(Source records)
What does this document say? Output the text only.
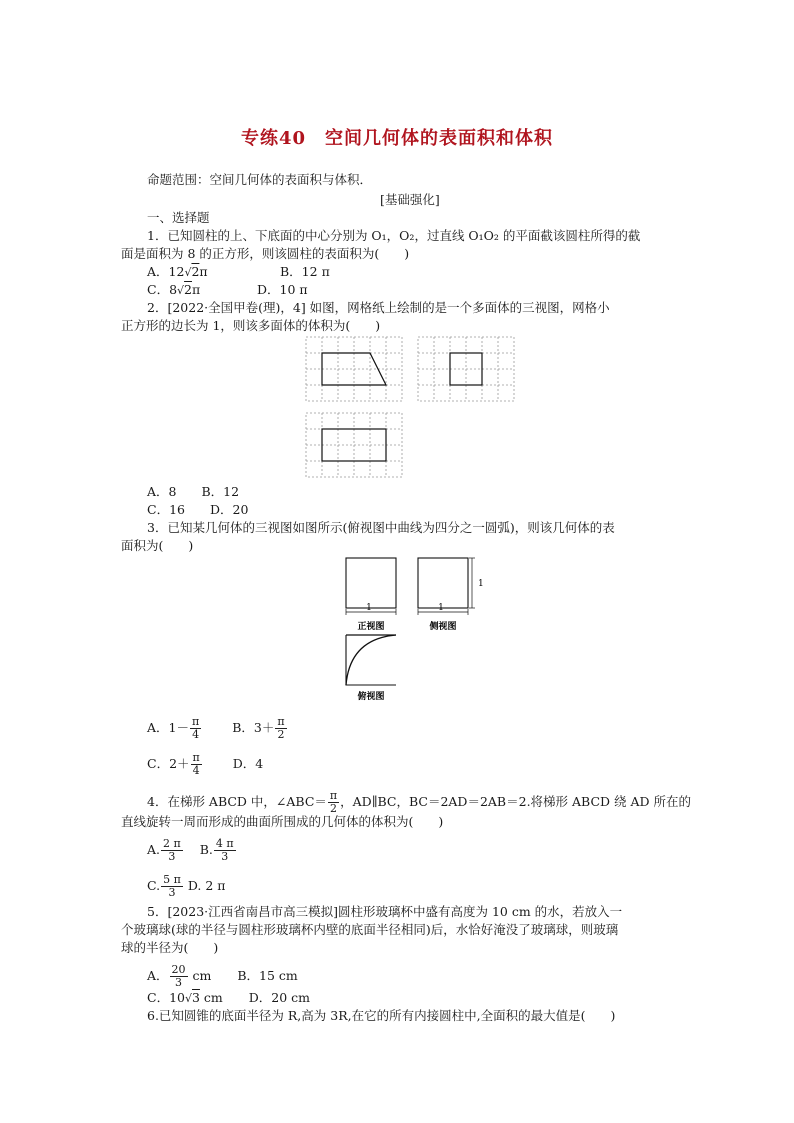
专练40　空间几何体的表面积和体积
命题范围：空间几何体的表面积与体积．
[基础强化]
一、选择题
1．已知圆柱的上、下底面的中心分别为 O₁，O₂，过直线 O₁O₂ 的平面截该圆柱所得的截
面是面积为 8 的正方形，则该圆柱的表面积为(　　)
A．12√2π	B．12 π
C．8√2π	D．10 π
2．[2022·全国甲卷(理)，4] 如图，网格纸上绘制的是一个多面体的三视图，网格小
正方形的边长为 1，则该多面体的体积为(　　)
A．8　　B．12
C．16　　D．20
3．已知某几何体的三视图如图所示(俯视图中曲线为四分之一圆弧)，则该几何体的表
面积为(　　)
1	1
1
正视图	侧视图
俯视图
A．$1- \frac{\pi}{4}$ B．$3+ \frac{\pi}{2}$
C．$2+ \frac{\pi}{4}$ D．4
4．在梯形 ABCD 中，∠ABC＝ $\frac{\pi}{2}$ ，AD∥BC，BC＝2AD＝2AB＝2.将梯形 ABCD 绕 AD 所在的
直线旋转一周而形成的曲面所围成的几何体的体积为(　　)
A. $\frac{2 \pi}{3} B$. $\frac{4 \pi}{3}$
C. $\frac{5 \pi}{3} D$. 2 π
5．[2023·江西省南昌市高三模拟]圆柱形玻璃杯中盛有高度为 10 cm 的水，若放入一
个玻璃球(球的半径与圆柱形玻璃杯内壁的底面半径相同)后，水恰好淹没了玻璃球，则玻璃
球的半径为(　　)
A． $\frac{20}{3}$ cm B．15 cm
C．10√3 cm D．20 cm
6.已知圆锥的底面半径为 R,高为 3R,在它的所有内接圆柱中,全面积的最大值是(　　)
--
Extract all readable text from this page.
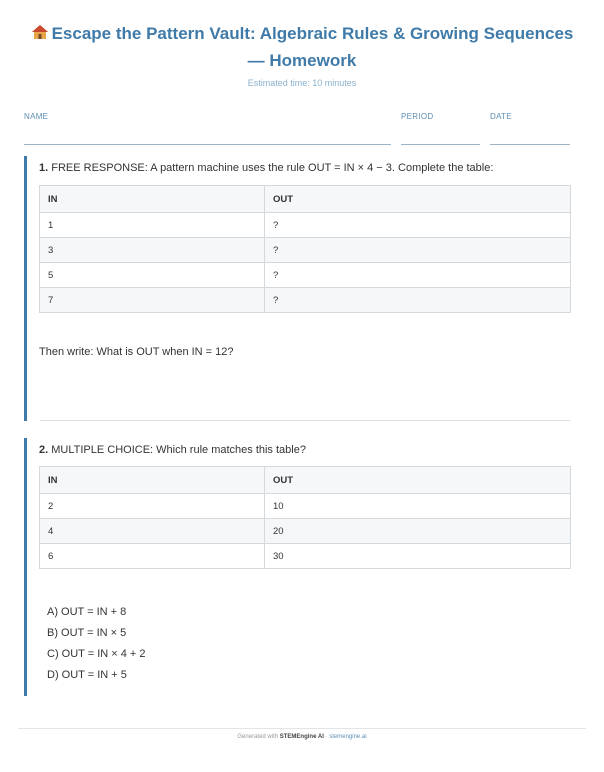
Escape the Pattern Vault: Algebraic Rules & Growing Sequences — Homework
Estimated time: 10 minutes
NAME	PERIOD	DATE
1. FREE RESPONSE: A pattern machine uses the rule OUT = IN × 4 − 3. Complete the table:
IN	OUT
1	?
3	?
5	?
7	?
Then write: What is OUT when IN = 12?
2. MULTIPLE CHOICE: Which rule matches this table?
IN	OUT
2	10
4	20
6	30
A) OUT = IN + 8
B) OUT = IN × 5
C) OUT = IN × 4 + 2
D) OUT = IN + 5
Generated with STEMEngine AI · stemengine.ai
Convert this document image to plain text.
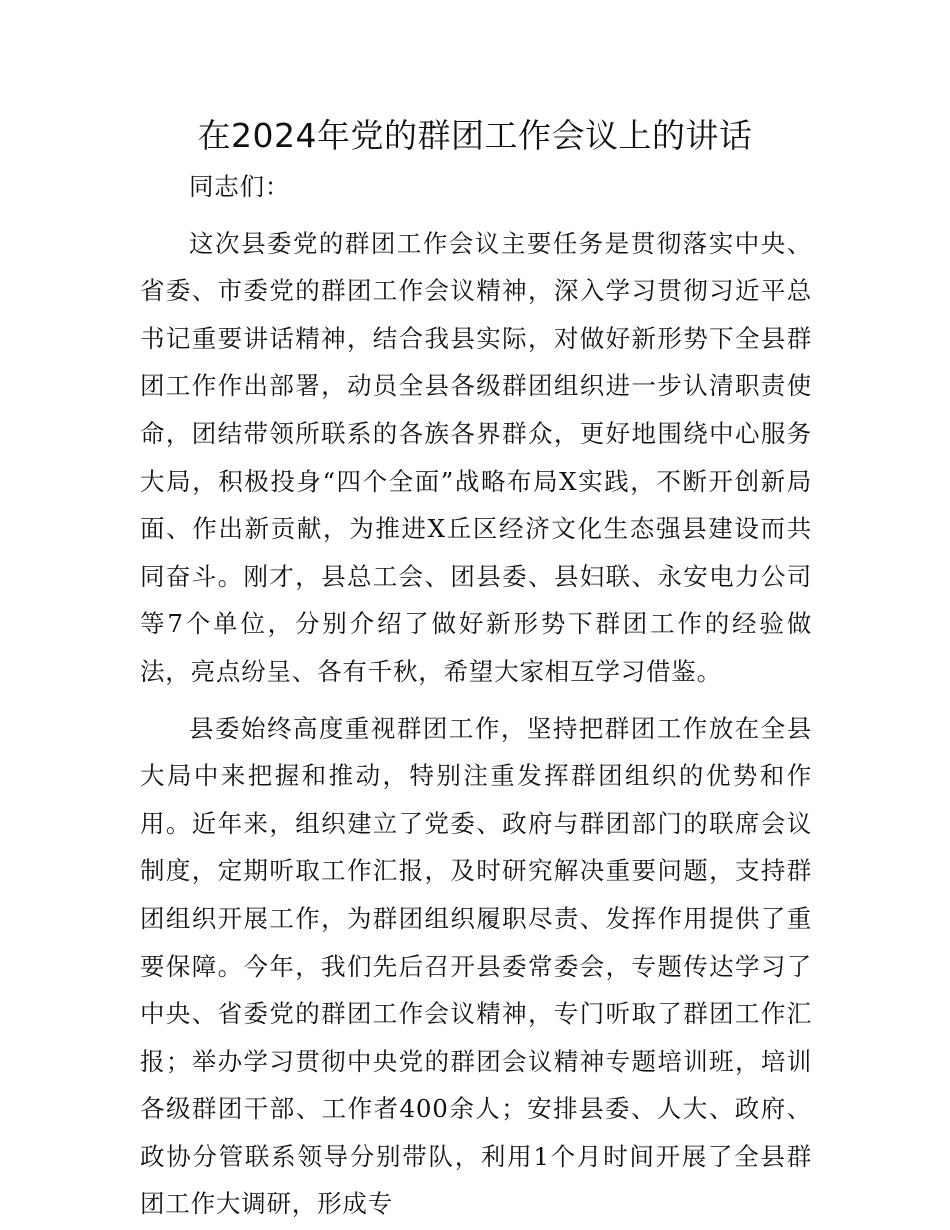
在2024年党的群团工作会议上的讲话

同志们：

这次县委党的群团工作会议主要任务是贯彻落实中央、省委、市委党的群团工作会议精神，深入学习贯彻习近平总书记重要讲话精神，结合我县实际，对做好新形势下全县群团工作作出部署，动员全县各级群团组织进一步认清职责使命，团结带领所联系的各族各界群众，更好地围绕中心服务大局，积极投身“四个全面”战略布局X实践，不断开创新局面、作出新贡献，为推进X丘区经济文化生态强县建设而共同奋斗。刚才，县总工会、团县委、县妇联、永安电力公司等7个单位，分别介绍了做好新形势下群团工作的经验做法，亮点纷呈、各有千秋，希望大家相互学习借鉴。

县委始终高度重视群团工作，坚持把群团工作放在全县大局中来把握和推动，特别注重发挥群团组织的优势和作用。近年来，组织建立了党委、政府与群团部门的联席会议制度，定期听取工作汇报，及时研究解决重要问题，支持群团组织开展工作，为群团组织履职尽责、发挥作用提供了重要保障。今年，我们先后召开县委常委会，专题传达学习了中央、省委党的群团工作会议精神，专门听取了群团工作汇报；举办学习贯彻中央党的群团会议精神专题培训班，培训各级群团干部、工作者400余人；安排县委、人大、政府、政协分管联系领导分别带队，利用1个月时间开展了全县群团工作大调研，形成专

> Given instruction
Copy down every line of the material above that includes the string "this".

> Answer
What does this document say? Output the text only.
Extract all readable text from this page.
2. MULTIPLE CHOICE: Which rule matches this table?
Convert this document image to plain text.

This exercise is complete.